■ Record list:
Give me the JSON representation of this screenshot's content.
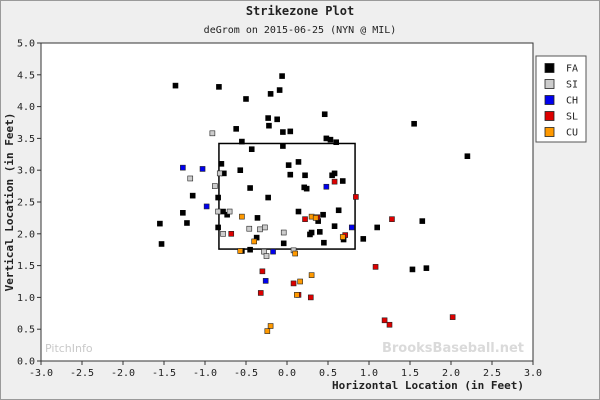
{
  "chart_data": {
    "type": "scatter",
    "title": "Strikezone Plot",
    "subtitle": "deGrom on 2015-06-25 (NYN @ MIL)",
    "xlabel": "Horizontal Location (in Feet)",
    "ylabel": "Vertical Location (in Feet)",
    "xlim": [
      -3.0,
      3.0
    ],
    "ylim": [
      0.0,
      5.0
    ],
    "x_ticks": [
      "-3.0",
      "-2.5",
      "-2.0",
      "-1.5",
      "-1.0",
      "-0.5",
      "0.0",
      "0.5",
      "1.0",
      "1.5",
      "2.0",
      "2.5",
      "3.0"
    ],
    "y_ticks": [
      "0.0",
      "0.5",
      "1.0",
      "1.5",
      "2.0",
      "2.5",
      "3.0",
      "3.5",
      "4.0",
      "4.5",
      "5.0"
    ],
    "legend_position": "right",
    "strike_zone": {
      "x": [
        -0.83,
        0.83
      ],
      "y": [
        1.76,
        3.42
      ]
    },
    "watermark_left": "PitchInfo",
    "watermark_right": "BrooksBaseball.net",
    "series": [
      {
        "name": "FA",
        "color": "#000000",
        "points": [
          [
            -1.36,
            4.33
          ],
          [
            -0.83,
            4.31
          ],
          [
            -0.5,
            4.12
          ],
          [
            -0.2,
            4.2
          ],
          [
            -0.09,
            4.26
          ],
          [
            -0.06,
            4.48
          ],
          [
            -0.23,
            3.82
          ],
          [
            -0.12,
            3.8
          ],
          [
            -0.22,
            3.7
          ],
          [
            -0.05,
            3.6
          ],
          [
            0.04,
            3.61
          ],
          [
            0.46,
            3.88
          ],
          [
            -0.62,
            3.65
          ],
          [
            -0.55,
            3.45
          ],
          [
            -0.43,
            3.33
          ],
          [
            -0.05,
            3.38
          ],
          [
            0.48,
            3.5
          ],
          [
            0.53,
            3.48
          ],
          [
            0.6,
            3.44
          ],
          [
            0.02,
            3.08
          ],
          [
            0.14,
            3.13
          ],
          [
            -0.57,
            3.0
          ],
          [
            -0.77,
            2.95
          ],
          [
            -0.8,
            3.1
          ],
          [
            -0.45,
            2.72
          ],
          [
            0.04,
            2.93
          ],
          [
            0.22,
            2.92
          ],
          [
            0.55,
            2.92
          ],
          [
            0.58,
            2.95
          ],
          [
            0.68,
            2.83
          ],
          [
            0.21,
            2.73
          ],
          [
            0.24,
            2.71
          ],
          [
            -1.15,
            2.6
          ],
          [
            -0.23,
            2.57
          ],
          [
            -0.84,
            2.57
          ],
          [
            -1.27,
            2.33
          ],
          [
            -1.22,
            2.17
          ],
          [
            -0.78,
            2.35
          ],
          [
            -0.73,
            2.3
          ],
          [
            -0.84,
            2.1
          ],
          [
            -0.36,
            2.25
          ],
          [
            -0.37,
            1.94
          ],
          [
            -0.55,
            1.73
          ],
          [
            -0.45,
            1.75
          ],
          [
            0.14,
            2.35
          ],
          [
            0.38,
            2.2
          ],
          [
            0.44,
            2.3
          ],
          [
            0.58,
            2.12
          ],
          [
            0.63,
            2.37
          ],
          [
            0.28,
            1.99
          ],
          [
            0.3,
            2.02
          ],
          [
            0.4,
            2.03
          ],
          [
            0.45,
            1.86
          ],
          [
            -0.04,
            1.85
          ],
          [
            0.69,
            1.91
          ],
          [
            0.93,
            1.92
          ],
          [
            1.1,
            2.1
          ],
          [
            1.55,
            3.73
          ],
          [
            2.2,
            3.22
          ],
          [
            1.65,
            2.2
          ],
          [
            -1.55,
            2.16
          ],
          [
            -1.53,
            1.84
          ],
          [
            1.53,
            1.44
          ],
          [
            1.7,
            1.46
          ]
        ]
      },
      {
        "name": "SI",
        "color": "#cccccc",
        "points": [
          [
            -0.91,
            3.58
          ],
          [
            -1.18,
            2.87
          ],
          [
            -0.88,
            2.75
          ],
          [
            -0.82,
            2.95
          ],
          [
            -0.84,
            2.35
          ],
          [
            -0.78,
            2.0
          ],
          [
            -0.7,
            2.35
          ],
          [
            -0.46,
            2.08
          ],
          [
            -0.33,
            2.07
          ],
          [
            -0.27,
            2.1
          ],
          [
            -0.28,
            1.72
          ],
          [
            -0.25,
            1.65
          ],
          [
            -0.04,
            2.02
          ],
          [
            0.08,
            1.74
          ]
        ]
      },
      {
        "name": "CH",
        "color": "#0000ee",
        "points": [
          [
            -1.27,
            3.04
          ],
          [
            -1.03,
            3.02
          ],
          [
            -0.98,
            2.43
          ],
          [
            -0.17,
            1.72
          ],
          [
            -0.26,
            1.26
          ],
          [
            0.48,
            2.74
          ],
          [
            0.79,
            2.1
          ]
        ]
      },
      {
        "name": "SL",
        "color": "#dd0000",
        "points": [
          [
            -0.68,
            2.0
          ],
          [
            -0.3,
            1.41
          ],
          [
            -0.32,
            1.07
          ],
          [
            0.08,
            1.22
          ],
          [
            0.14,
            1.04
          ],
          [
            0.29,
            1.0
          ],
          [
            0.22,
            2.23
          ],
          [
            0.37,
            2.26
          ],
          [
            0.58,
            2.82
          ],
          [
            0.84,
            2.58
          ],
          [
            1.28,
            2.23
          ],
          [
            0.71,
            1.98
          ],
          [
            1.08,
            1.48
          ],
          [
            1.19,
            0.64
          ],
          [
            1.25,
            0.57
          ],
          [
            2.02,
            0.69
          ]
        ]
      },
      {
        "name": "CU",
        "color": "#ff9900",
        "points": [
          [
            -0.55,
            2.27
          ],
          [
            -0.4,
            1.88
          ],
          [
            -0.57,
            1.73
          ],
          [
            0.16,
            1.25
          ],
          [
            0.1,
            1.69
          ],
          [
            0.3,
            1.35
          ],
          [
            0.3,
            2.27
          ],
          [
            0.35,
            2.25
          ],
          [
            0.68,
            1.95
          ],
          [
            0.12,
            1.04
          ],
          [
            -0.2,
            0.55
          ],
          [
            -0.24,
            0.47
          ]
        ]
      }
    ]
  }
}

■ Exercise task:
Reproduce the full listing above verbatim, with no pictures included.

■ Output of the task:
Give me the JSON representation of this screenshot's content.
{
  "chart_data": {
    "type": "scatter",
    "title": "Strikezone Plot",
    "subtitle": "deGrom on 2015-06-25 (NYN @ MIL)",
    "xlabel": "Horizontal Location (in Feet)",
    "ylabel": "Vertical Location (in Feet)",
    "xlim": [
      -3.0,
      3.0
    ],
    "ylim": [
      0.0,
      5.0
    ],
    "x_ticks": [
      "-3.0",
      "-2.5",
      "-2.0",
      "-1.5",
      "-1.0",
      "-0.5",
      "0.0",
      "0.5",
      "1.0",
      "1.5",
      "2.0",
      "2.5",
      "3.0"
    ],
    "y_ticks": [
      "0.0",
      "0.5",
      "1.0",
      "1.5",
      "2.0",
      "2.5",
      "3.0",
      "3.5",
      "4.0",
      "4.5",
      "5.0"
    ],
    "legend_position": "right",
    "strike_zone": {
      "x": [
        -0.83,
        0.83
      ],
      "y": [
        1.76,
        3.42
      ]
    },
    "watermark_left": "PitchInfo",
    "watermark_right": "BrooksBaseball.net",
    "series": [
      {
        "name": "FA",
        "color": "#000000",
        "points": [
          [
            -1.36,
            4.33
          ],
          [
            -0.83,
            4.31
          ],
          [
            -0.5,
            4.12
          ],
          [
            -0.2,
            4.2
          ],
          [
            -0.09,
            4.26
          ],
          [
            -0.06,
            4.48
          ],
          [
            -0.23,
            3.82
          ],
          [
            -0.12,
            3.8
          ],
          [
            -0.22,
            3.7
          ],
          [
            -0.05,
            3.6
          ],
          [
            0.04,
            3.61
          ],
          [
            0.46,
            3.88
          ],
          [
            -0.62,
            3.65
          ],
          [
            -0.55,
            3.45
          ],
          [
            -0.43,
            3.33
          ],
          [
            -0.05,
            3.38
          ],
          [
            0.48,
            3.5
          ],
          [
            0.53,
            3.48
          ],
          [
            0.6,
            3.44
          ],
          [
            0.02,
            3.08
          ],
          [
            0.14,
            3.13
          ],
          [
            -0.57,
            3.0
          ],
          [
            -0.77,
            2.95
          ],
          [
            -0.8,
            3.1
          ],
          [
            -0.45,
            2.72
          ],
          [
            0.04,
            2.93
          ],
          [
            0.22,
            2.92
          ],
          [
            0.55,
            2.92
          ],
          [
            0.58,
            2.95
          ],
          [
            0.68,
            2.83
          ],
          [
            0.21,
            2.73
          ],
          [
            0.24,
            2.71
          ],
          [
            -1.15,
            2.6
          ],
          [
            -0.23,
            2.57
          ],
          [
            -0.84,
            2.57
          ],
          [
            -1.27,
            2.33
          ],
          [
            -1.22,
            2.17
          ],
          [
            -0.78,
            2.35
          ],
          [
            -0.73,
            2.3
          ],
          [
            -0.84,
            2.1
          ],
          [
            -0.36,
            2.25
          ],
          [
            -0.37,
            1.94
          ],
          [
            -0.55,
            1.73
          ],
          [
            -0.45,
            1.75
          ],
          [
            0.14,
            2.35
          ],
          [
            0.38,
            2.2
          ],
          [
            0.44,
            2.3
          ],
          [
            0.58,
            2.12
          ],
          [
            0.63,
            2.37
          ],
          [
            0.28,
            1.99
          ],
          [
            0.3,
            2.02
          ],
          [
            0.4,
            2.03
          ],
          [
            0.45,
            1.86
          ],
          [
            -0.04,
            1.85
          ],
          [
            0.69,
            1.91
          ],
          [
            0.93,
            1.92
          ],
          [
            1.1,
            2.1
          ],
          [
            1.55,
            3.73
          ],
          [
            2.2,
            3.22
          ],
          [
            1.65,
            2.2
          ],
          [
            -1.55,
            2.16
          ],
          [
            -1.53,
            1.84
          ],
          [
            1.53,
            1.44
          ],
          [
            1.7,
            1.46
          ]
        ]
      },
      {
        "name": "SI",
        "color": "#cccccc",
        "points": [
          [
            -0.91,
            3.58
          ],
          [
            -1.18,
            2.87
          ],
          [
            -0.88,
            2.75
          ],
          [
            -0.82,
            2.95
          ],
          [
            -0.84,
            2.35
          ],
          [
            -0.78,
            2.0
          ],
          [
            -0.7,
            2.35
          ],
          [
            -0.46,
            2.08
          ],
          [
            -0.33,
            2.07
          ],
          [
            -0.27,
            2.1
          ],
          [
            -0.28,
            1.72
          ],
          [
            -0.25,
            1.65
          ],
          [
            -0.04,
            2.02
          ],
          [
            0.08,
            1.74
          ]
        ]
      },
      {
        "name": "CH",
        "color": "#0000ee",
        "points": [
          [
            -1.27,
            3.04
          ],
          [
            -1.03,
            3.02
          ],
          [
            -0.98,
            2.43
          ],
          [
            -0.17,
            1.72
          ],
          [
            -0.26,
            1.26
          ],
          [
            0.48,
            2.74
          ],
          [
            0.79,
            2.1
          ]
        ]
      },
      {
        "name": "SL",
        "color": "#dd0000",
        "points": [
          [
            -0.68,
            2.0
          ],
          [
            -0.3,
            1.41
          ],
          [
            -0.32,
            1.07
          ],
          [
            0.08,
            1.22
          ],
          [
            0.14,
            1.04
          ],
          [
            0.29,
            1.0
          ],
          [
            0.22,
            2.23
          ],
          [
            0.37,
            2.26
          ],
          [
            0.58,
            2.82
          ],
          [
            0.84,
            2.58
          ],
          [
            1.28,
            2.23
          ],
          [
            0.71,
            1.98
          ],
          [
            1.08,
            1.48
          ],
          [
            1.19,
            0.64
          ],
          [
            1.25,
            0.57
          ],
          [
            2.02,
            0.69
          ]
        ]
      },
      {
        "name": "CU",
        "color": "#ff9900",
        "points": [
          [
            -0.55,
            2.27
          ],
          [
            -0.4,
            1.88
          ],
          [
            -0.57,
            1.73
          ],
          [
            0.16,
            1.25
          ],
          [
            0.1,
            1.69
          ],
          [
            0.3,
            1.35
          ],
          [
            0.3,
            2.27
          ],
          [
            0.35,
            2.25
          ],
          [
            0.68,
            1.95
          ],
          [
            0.12,
            1.04
          ],
          [
            -0.2,
            0.55
          ],
          [
            -0.24,
            0.47
          ]
        ]
      }
    ]
  }
}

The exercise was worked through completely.